> What you have to do: Scan the listing below and copy every line holding "applications".

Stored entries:
========

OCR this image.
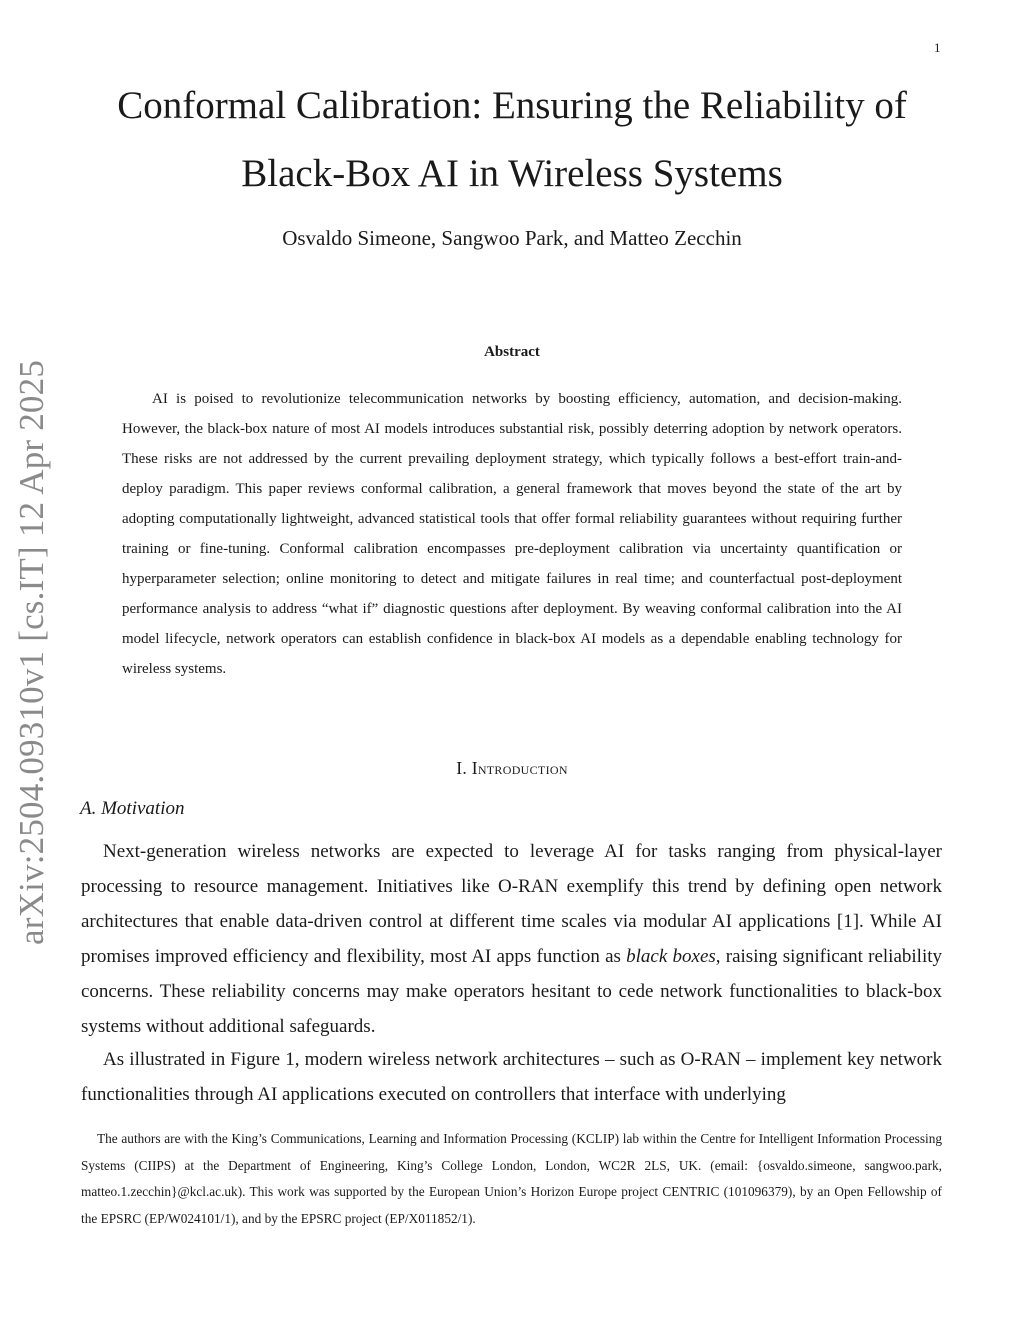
1
arXiv:2504.09310v1 [cs.IT] 12 Apr 2025
Conformal Calibration: Ensuring the Reliability of
Black-Box AI in Wireless Systems
Osvaldo Simeone, Sangwoo Park, and Matteo Zecchin
Abstract

AI is poised to revolutionize telecommunication networks by boosting efficiency, automation, and decision-making. However, the black-box nature of most AI models introduces substantial risk, possibly deterring adoption by network operators. These risks are not addressed by the current prevailing deployment strategy, which typically follows a best-effort train-and-deploy paradigm. This paper reviews conformal calibration, a general framework that moves beyond the state of the art by adopting computationally lightweight, advanced statistical tools that offer formal reliability guarantees without requiring further training or fine-tuning. Conformal calibration encompasses pre-deployment calibration via uncertainty quantification or hyperparameter selection; online monitoring to detect and mitigate failures in real time; and counterfactual post-deployment performance analysis to address “what if” diagnostic questions after deployment. By weaving conformal calibration into the AI model lifecycle, network operators can establish confidence in black-box AI models as a dependable enabling technology for wireless systems.

I. Introduction
A. Motivation

Next-generation wireless networks are expected to leverage AI for tasks ranging from physical-layer processing to resource management. Initiatives like O-RAN exemplify this trend by defining open network architectures that enable data-driven control at different time scales via modular AI applications [1]. While AI promises improved efficiency and flexibility, most AI apps function as black boxes, raising significant reliability concerns. These reliability concerns may make operators hesitant to cede network functionalities to black-box systems without additional safeguards.

As illustrated in Figure 1, modern wireless network architectures – such as O-RAN – implement key network functionalities through AI applications executed on controllers that interface with underlying

The authors are with the King’s Communications, Learning and Information Processing (KCLIP) lab within the Centre for Intelligent Information Processing Systems (CIIPS) at the Department of Engineering, King’s College London, London, WC2R 2LS, UK. (email: {osvaldo.simeone, sangwoo.park, matteo.1.zecchin}@kcl.ac.uk). This work was supported by the European Union’s Horizon Europe project CENTRIC (101096379), by an Open Fellowship of the EPSRC (EP/W024101/1), and by the EPSRC project (EP/X011852/1).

========

> Output of the exercise:
Next-generation wireless networks are expected to leverage AI for tasks ranging from physical-layer processing to resource management. Initiatives like O-RAN exemplify this trend by defining open network architectures that enable data-driven control at different time scales via modular AI applications [1]. While AI promises improved efficiency and flexibility, most AI apps function as black boxes, raising significant reliability concerns. These reliability concerns may make operators hesitant to cede network functionalities to black-box systems without additional safeguards.
As illustrated in Figure 1, modern wireless network architectures – such as O-RAN – implement key network functionalities through AI applications executed on controllers that interface with underlying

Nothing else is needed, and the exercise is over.